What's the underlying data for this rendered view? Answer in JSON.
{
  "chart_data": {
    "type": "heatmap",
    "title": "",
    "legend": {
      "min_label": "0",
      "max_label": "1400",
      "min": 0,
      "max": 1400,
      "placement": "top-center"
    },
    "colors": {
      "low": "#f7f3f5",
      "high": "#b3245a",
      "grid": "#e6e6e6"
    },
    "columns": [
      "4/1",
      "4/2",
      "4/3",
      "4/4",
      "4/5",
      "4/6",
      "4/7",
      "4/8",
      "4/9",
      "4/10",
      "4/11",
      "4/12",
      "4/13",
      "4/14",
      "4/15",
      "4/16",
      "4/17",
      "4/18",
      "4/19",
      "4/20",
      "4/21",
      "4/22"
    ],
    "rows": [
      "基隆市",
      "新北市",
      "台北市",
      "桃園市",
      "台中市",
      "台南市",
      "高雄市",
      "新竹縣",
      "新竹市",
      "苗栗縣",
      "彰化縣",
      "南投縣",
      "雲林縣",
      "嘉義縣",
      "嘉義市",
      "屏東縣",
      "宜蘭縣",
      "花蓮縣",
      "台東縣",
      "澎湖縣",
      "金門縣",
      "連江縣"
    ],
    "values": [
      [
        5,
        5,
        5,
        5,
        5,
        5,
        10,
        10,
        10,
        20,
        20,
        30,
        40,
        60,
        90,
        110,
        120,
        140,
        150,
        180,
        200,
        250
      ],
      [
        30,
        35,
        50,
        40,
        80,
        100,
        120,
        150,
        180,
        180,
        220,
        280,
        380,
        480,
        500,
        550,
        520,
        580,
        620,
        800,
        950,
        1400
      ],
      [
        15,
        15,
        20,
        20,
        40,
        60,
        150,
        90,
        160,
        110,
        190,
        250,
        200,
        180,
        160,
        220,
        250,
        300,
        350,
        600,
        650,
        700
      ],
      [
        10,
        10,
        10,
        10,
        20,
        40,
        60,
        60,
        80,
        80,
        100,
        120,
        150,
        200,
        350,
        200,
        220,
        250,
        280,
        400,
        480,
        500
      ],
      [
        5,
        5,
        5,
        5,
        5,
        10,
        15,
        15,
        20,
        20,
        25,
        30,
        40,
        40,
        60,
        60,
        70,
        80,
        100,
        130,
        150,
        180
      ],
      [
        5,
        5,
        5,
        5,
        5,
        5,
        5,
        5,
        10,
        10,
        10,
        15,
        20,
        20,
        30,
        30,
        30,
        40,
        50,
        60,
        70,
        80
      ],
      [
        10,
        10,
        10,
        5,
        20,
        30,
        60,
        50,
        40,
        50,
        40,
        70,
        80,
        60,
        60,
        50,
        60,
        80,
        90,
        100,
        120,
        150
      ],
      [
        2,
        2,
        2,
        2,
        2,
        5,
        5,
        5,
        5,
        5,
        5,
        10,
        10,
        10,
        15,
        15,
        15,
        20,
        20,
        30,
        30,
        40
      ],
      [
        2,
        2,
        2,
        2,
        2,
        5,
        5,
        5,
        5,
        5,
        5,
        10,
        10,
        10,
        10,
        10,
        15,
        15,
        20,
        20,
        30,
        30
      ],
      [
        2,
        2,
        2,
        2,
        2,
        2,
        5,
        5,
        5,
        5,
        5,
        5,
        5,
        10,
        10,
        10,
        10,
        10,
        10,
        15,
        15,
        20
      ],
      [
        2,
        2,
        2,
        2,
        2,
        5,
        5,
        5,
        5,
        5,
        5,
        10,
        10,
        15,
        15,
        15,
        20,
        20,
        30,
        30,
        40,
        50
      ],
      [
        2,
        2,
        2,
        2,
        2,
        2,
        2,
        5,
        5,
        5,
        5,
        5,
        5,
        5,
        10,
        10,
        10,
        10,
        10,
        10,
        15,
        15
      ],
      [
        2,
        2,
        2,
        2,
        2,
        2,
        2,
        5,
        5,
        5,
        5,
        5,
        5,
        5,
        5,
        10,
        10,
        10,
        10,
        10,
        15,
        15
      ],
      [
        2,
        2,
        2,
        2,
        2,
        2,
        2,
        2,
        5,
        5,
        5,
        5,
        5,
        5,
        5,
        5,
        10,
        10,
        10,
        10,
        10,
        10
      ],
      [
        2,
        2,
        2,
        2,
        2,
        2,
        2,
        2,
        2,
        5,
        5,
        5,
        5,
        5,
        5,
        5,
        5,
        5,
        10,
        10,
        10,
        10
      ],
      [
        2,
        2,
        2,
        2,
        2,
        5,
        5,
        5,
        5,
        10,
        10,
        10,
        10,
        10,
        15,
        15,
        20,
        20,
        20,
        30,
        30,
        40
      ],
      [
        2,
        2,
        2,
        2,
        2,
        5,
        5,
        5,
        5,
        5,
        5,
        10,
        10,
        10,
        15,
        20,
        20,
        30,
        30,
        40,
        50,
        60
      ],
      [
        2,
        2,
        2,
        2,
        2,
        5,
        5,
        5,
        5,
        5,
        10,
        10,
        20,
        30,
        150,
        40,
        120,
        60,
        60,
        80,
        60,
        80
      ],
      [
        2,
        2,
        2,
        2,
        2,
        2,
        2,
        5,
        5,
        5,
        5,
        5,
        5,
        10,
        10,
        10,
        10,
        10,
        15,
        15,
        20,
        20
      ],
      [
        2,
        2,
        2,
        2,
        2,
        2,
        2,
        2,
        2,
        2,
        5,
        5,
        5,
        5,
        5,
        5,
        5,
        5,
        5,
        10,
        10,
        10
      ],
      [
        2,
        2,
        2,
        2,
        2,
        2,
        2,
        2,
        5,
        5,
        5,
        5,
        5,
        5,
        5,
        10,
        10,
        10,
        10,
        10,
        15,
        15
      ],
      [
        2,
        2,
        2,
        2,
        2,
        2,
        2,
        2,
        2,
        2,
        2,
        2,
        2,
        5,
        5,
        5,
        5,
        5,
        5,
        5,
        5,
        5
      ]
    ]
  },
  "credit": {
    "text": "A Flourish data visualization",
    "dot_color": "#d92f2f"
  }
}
○ ○ ○
* Task description
Every line of the records above needs to be given again exactly.

* Final result
What's the underlying data for this rendered view? Answer in JSON.
{
  "chart_data": {
    "type": "heatmap",
    "title": "",
    "legend": {
      "min_label": "0",
      "max_label": "1400",
      "min": 0,
      "max": 1400,
      "placement": "top-center"
    },
    "colors": {
      "low": "#f7f3f5",
      "high": "#b3245a",
      "grid": "#e6e6e6"
    },
    "columns": [
      "4/1",
      "4/2",
      "4/3",
      "4/4",
      "4/5",
      "4/6",
      "4/7",
      "4/8",
      "4/9",
      "4/10",
      "4/11",
      "4/12",
      "4/13",
      "4/14",
      "4/15",
      "4/16",
      "4/17",
      "4/18",
      "4/19",
      "4/20",
      "4/21",
      "4/22"
    ],
    "rows": [
      "基隆市",
      "新北市",
      "台北市",
      "桃園市",
      "台中市",
      "台南市",
      "高雄市",
      "新竹縣",
      "新竹市",
      "苗栗縣",
      "彰化縣",
      "南投縣",
      "雲林縣",
      "嘉義縣",
      "嘉義市",
      "屏東縣",
      "宜蘭縣",
      "花蓮縣",
      "台東縣",
      "澎湖縣",
      "金門縣",
      "連江縣"
    ],
    "values": [
      [
        5,
        5,
        5,
        5,
        5,
        5,
        10,
        10,
        10,
        20,
        20,
        30,
        40,
        60,
        90,
        110,
        120,
        140,
        150,
        180,
        200,
        250
      ],
      [
        30,
        35,
        50,
        40,
        80,
        100,
        120,
        150,
        180,
        180,
        220,
        280,
        380,
        480,
        500,
        550,
        520,
        580,
        620,
        800,
        950,
        1400
      ],
      [
        15,
        15,
        20,
        20,
        40,
        60,
        150,
        90,
        160,
        110,
        190,
        250,
        200,
        180,
        160,
        220,
        250,
        300,
        350,
        600,
        650,
        700
      ],
      [
        10,
        10,
        10,
        10,
        20,
        40,
        60,
        60,
        80,
        80,
        100,
        120,
        150,
        200,
        350,
        200,
        220,
        250,
        280,
        400,
        480,
        500
      ],
      [
        5,
        5,
        5,
        5,
        5,
        10,
        15,
        15,
        20,
        20,
        25,
        30,
        40,
        40,
        60,
        60,
        70,
        80,
        100,
        130,
        150,
        180
      ],
      [
        5,
        5,
        5,
        5,
        5,
        5,
        5,
        5,
        10,
        10,
        10,
        15,
        20,
        20,
        30,
        30,
        30,
        40,
        50,
        60,
        70,
        80
      ],
      [
        10,
        10,
        10,
        5,
        20,
        30,
        60,
        50,
        40,
        50,
        40,
        70,
        80,
        60,
        60,
        50,
        60,
        80,
        90,
        100,
        120,
        150
      ],
      [
        2,
        2,
        2,
        2,
        2,
        5,
        5,
        5,
        5,
        5,
        5,
        10,
        10,
        10,
        15,
        15,
        15,
        20,
        20,
        30,
        30,
        40
      ],
      [
        2,
        2,
        2,
        2,
        2,
        5,
        5,
        5,
        5,
        5,
        5,
        10,
        10,
        10,
        10,
        10,
        15,
        15,
        20,
        20,
        30,
        30
      ],
      [
        2,
        2,
        2,
        2,
        2,
        2,
        5,
        5,
        5,
        5,
        5,
        5,
        5,
        10,
        10,
        10,
        10,
        10,
        10,
        15,
        15,
        20
      ],
      [
        2,
        2,
        2,
        2,
        2,
        5,
        5,
        5,
        5,
        5,
        5,
        10,
        10,
        15,
        15,
        15,
        20,
        20,
        30,
        30,
        40,
        50
      ],
      [
        2,
        2,
        2,
        2,
        2,
        2,
        2,
        5,
        5,
        5,
        5,
        5,
        5,
        5,
        10,
        10,
        10,
        10,
        10,
        10,
        15,
        15
      ],
      [
        2,
        2,
        2,
        2,
        2,
        2,
        2,
        5,
        5,
        5,
        5,
        5,
        5,
        5,
        5,
        10,
        10,
        10,
        10,
        10,
        15,
        15
      ],
      [
        2,
        2,
        2,
        2,
        2,
        2,
        2,
        2,
        5,
        5,
        5,
        5,
        5,
        5,
        5,
        5,
        10,
        10,
        10,
        10,
        10,
        10
      ],
      [
        2,
        2,
        2,
        2,
        2,
        2,
        2,
        2,
        2,
        5,
        5,
        5,
        5,
        5,
        5,
        5,
        5,
        5,
        10,
        10,
        10,
        10
      ],
      [
        2,
        2,
        2,
        2,
        2,
        5,
        5,
        5,
        5,
        10,
        10,
        10,
        10,
        10,
        15,
        15,
        20,
        20,
        20,
        30,
        30,
        40
      ],
      [
        2,
        2,
        2,
        2,
        2,
        5,
        5,
        5,
        5,
        5,
        5,
        10,
        10,
        10,
        15,
        20,
        20,
        30,
        30,
        40,
        50,
        60
      ],
      [
        2,
        2,
        2,
        2,
        2,
        5,
        5,
        5,
        5,
        5,
        10,
        10,
        20,
        30,
        150,
        40,
        120,
        60,
        60,
        80,
        60,
        80
      ],
      [
        2,
        2,
        2,
        2,
        2,
        2,
        2,
        5,
        5,
        5,
        5,
        5,
        5,
        10,
        10,
        10,
        10,
        10,
        15,
        15,
        20,
        20
      ],
      [
        2,
        2,
        2,
        2,
        2,
        2,
        2,
        2,
        2,
        2,
        5,
        5,
        5,
        5,
        5,
        5,
        5,
        5,
        5,
        10,
        10,
        10
      ],
      [
        2,
        2,
        2,
        2,
        2,
        2,
        2,
        2,
        5,
        5,
        5,
        5,
        5,
        5,
        5,
        10,
        10,
        10,
        10,
        10,
        15,
        15
      ],
      [
        2,
        2,
        2,
        2,
        2,
        2,
        2,
        2,
        2,
        2,
        2,
        2,
        2,
        5,
        5,
        5,
        5,
        5,
        5,
        5,
        5,
        5
      ]
    ]
  },
  "credit": {
    "text": "A Flourish data visualization",
    "dot_color": "#d92f2f"
  }
}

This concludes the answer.